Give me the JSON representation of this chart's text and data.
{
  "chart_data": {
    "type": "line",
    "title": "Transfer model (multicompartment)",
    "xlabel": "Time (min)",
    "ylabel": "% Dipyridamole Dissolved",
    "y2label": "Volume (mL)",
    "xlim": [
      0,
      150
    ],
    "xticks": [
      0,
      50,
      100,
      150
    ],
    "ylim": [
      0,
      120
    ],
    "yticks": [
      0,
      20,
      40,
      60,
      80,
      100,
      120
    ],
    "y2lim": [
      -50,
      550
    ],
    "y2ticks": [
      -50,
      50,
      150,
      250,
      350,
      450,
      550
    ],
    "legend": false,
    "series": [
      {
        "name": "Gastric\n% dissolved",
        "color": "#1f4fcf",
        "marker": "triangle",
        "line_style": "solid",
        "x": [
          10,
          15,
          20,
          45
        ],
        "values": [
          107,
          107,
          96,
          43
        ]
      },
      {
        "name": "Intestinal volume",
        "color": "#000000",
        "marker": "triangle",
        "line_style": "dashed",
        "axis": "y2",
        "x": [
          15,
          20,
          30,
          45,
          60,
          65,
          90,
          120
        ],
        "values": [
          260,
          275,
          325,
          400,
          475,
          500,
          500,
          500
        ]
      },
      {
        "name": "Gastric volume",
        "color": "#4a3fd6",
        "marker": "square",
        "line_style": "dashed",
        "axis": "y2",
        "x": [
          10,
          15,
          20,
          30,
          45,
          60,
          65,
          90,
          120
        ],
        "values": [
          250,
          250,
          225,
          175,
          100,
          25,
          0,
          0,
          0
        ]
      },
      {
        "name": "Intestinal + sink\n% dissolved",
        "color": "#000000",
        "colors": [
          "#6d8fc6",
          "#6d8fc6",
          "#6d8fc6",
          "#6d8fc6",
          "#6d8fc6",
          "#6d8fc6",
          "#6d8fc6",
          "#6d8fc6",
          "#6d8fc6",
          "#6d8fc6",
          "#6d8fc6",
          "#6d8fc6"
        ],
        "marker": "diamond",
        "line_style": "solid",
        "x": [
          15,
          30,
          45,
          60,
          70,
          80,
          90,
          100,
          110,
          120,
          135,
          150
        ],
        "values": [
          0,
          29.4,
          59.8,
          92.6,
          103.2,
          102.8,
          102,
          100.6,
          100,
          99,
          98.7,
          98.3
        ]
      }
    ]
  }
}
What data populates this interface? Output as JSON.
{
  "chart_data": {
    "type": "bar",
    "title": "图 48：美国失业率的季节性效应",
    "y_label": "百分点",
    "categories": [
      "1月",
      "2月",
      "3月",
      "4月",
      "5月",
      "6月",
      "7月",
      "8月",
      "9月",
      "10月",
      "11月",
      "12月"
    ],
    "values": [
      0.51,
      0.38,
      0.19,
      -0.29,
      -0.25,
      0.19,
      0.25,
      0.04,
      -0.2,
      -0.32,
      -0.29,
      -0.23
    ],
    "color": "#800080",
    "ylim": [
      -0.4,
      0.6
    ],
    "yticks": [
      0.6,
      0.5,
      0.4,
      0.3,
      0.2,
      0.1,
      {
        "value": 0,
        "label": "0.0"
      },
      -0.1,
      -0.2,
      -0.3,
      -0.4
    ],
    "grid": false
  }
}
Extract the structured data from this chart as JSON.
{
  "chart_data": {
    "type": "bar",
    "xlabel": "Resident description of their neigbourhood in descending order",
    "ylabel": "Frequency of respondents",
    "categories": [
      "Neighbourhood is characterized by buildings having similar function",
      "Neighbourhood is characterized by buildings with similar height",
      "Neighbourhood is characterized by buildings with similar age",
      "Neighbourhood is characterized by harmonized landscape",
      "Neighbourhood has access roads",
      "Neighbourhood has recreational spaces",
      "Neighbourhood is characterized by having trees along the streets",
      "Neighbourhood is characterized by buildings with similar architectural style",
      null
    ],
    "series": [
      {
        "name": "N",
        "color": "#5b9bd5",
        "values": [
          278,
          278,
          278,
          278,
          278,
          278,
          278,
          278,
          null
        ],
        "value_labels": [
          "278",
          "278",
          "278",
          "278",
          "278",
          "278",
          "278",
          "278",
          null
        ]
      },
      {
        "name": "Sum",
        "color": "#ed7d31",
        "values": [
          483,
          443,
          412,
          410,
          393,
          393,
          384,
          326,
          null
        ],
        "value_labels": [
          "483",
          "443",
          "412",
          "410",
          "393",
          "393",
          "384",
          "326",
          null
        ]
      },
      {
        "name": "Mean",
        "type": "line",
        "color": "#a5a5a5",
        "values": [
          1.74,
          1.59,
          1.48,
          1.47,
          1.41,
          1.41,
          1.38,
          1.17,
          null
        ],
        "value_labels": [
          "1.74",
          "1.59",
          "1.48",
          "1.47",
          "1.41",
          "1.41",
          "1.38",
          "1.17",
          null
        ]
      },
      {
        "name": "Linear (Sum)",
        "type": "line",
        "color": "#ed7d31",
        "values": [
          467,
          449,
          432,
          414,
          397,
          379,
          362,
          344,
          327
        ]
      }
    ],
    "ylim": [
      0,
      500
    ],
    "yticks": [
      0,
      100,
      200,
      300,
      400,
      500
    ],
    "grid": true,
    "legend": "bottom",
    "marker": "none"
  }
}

———

▶ [Aim of the task] Word for word, extract all the records.

▶ [Solution to this problem]
Give me the JSON representation of this chart's text and data.
{
  "chart_data": {
    "type": "line",
    "title": "Transfer model (multicompartment)",
    "xlabel": "Time (min)",
    "ylabel": "% Dipyridamole Dissolved",
    "y2label": "Volume (mL)",
    "xlim": [
      0,
      150
    ],
    "xticks": [
      0,
      50,
      100,
      150
    ],
    "ylim": [
      0,
      120
    ],
    "yticks": [
      0,
      20,
      40,
      60,
      80,
      100,
      120
    ],
    "y2lim": [
      -50,
      550
    ],
    "y2ticks": [
      -50,
      50,
      150,
      250,
      350,
      450,
      550
    ],
    "legend": false,
    "series": [
      {
        "name": "Gastric\n% dissolved",
        "color": "#1f4fcf",
        "marker": "triangle",
        "line_style": "solid",
        "x": [
          10,
          15,
          20,
          45
        ],
        "values": [
          107,
          107,
          96,
          43
        ]
      },
      {
        "name": "Intestinal volume",
        "color": "#000000",
        "marker": "triangle",
        "line_style": "dashed",
        "axis": "y2",
        "x": [
          15,
          20,
          30,
          45,
          60,
          65,
          90,
          120
        ],
        "values": [
          260,
          275,
          325,
          400,
          475,
          500,
          500,
          500
        ]
      },
      {
        "name": "Gastric volume",
        "color": "#4a3fd6",
        "marker": "square",
        "line_style": "dashed",
        "axis": "y2",
        "x": [
          10,
          15,
          20,
          30,
          45,
          60,
          65,
          90,
          120
        ],
        "values": [
          250,
          250,
          225,
          175,
          100,
          25,
          0,
          0,
          0
        ]
      },
      {
        "name": "Intestinal + sink\n% dissolved",
        "color": "#000000",
        "colors": [
          "#6d8fc6",
          "#6d8fc6",
          "#6d8fc6",
          "#6d8fc6",
          "#6d8fc6",
          "#6d8fc6",
          "#6d8fc6",
          "#6d8fc6",
          "#6d8fc6",
          "#6d8fc6",
          "#6d8fc6",
          "#6d8fc6"
        ],
        "marker": "diamond",
        "line_style": "solid",
        "x": [
          15,
          30,
          45,
          60,
          70,
          80,
          90,
          100,
          110,
          120,
          135,
          150
        ],
        "values": [
          0,
          29.4,
          59.8,
          92.6,
          103.2,
          102.8,
          102,
          100.6,
          100,
          99,
          98.7,
          98.3
        ]
      }
    ]
  }
}
What data populates this interface? Output as JSON.
{
  "chart_data": {
    "type": "bar",
    "title": "图 48：美国失业率的季节性效应",
    "y_label": "百分点",
    "categories": [
      "1月",
      "2月",
      "3月",
      "4月",
      "5月",
      "6月",
      "7月",
      "8月",
      "9月",
      "10月",
      "11月",
      "12月"
    ],
    "values": [
      0.51,
      0.38,
      0.19,
      -0.29,
      -0.25,
      0.19,
      0.25,
      0.04,
      -0.2,
      -0.32,
      -0.29,
      -0.23
    ],
    "color": "#800080",
    "ylim": [
      -0.4,
      0.6
    ],
    "yticks": [
      0.6,
      0.5,
      0.4,
      0.3,
      0.2,
      0.1,
      {
        "value": 0,
        "label": "0.0"
      },
      -0.1,
      -0.2,
      -0.3,
      -0.4
    ],
    "grid": false
  }
}
Extract the structured data from this chart as JSON.
{
  "chart_data": {
    "type": "bar",
    "xlabel": "Resident description of their neigbourhood in descending order",
    "ylabel": "Frequency of respondents",
    "categories": [
      "Neighbourhood is characterized by buildings having similar function",
      "Neighbourhood is characterized by buildings with similar height",
      "Neighbourhood is characterized by buildings with similar age",
      "Neighbourhood is characterized by harmonized landscape",
      "Neighbourhood has access roads",
      "Neighbourhood has recreational spaces",
      "Neighbourhood is characterized by having trees along the streets",
      "Neighbourhood is characterized by buildings with similar architectural style",
      null
    ],
    "series": [
      {
        "name": "N",
        "color": "#5b9bd5",
        "values": [
          278,
          278,
          278,
          278,
          278,
          278,
          278,
          278,
          null
        ],
        "value_labels": [
          "278",
          "278",
          "278",
          "278",
          "278",
          "278",
          "278",
          "278",
          null
        ]
      },
      {
        "name": "Sum",
        "color": "#ed7d31",
        "values": [
          483,
          443,
          412,
          410,
          393,
          393,
          384,
          326,
          null
        ],
        "value_labels": [
          "483",
          "443",
          "412",
          "410",
          "393",
          "393",
          "384",
          "326",
          null
        ]
      },
      {
        "name": "Mean",
        "type": "line",
        "color": "#a5a5a5",
        "values": [
          1.74,
          1.59,
          1.48,
          1.47,
          1.41,
          1.41,
          1.38,
          1.17,
          null
        ],
        "value_labels": [
          "1.74",
          "1.59",
          "1.48",
          "1.47",
          "1.41",
          "1.41",
          "1.38",
          "1.17",
          null
        ]
      },
      {
        "name": "Linear (Sum)",
        "type": "line",
        "color": "#ed7d31",
        "values": [
          467,
          449,
          432,
          414,
          397,
          379,
          362,
          344,
          327
        ]
      }
    ],
    "ylim": [
      0,
      500
    ],
    "yticks": [
      0,
      100,
      200,
      300,
      400,
      500
    ],
    "grid": true,
    "legend": "bottom",
    "marker": "none"
  }
}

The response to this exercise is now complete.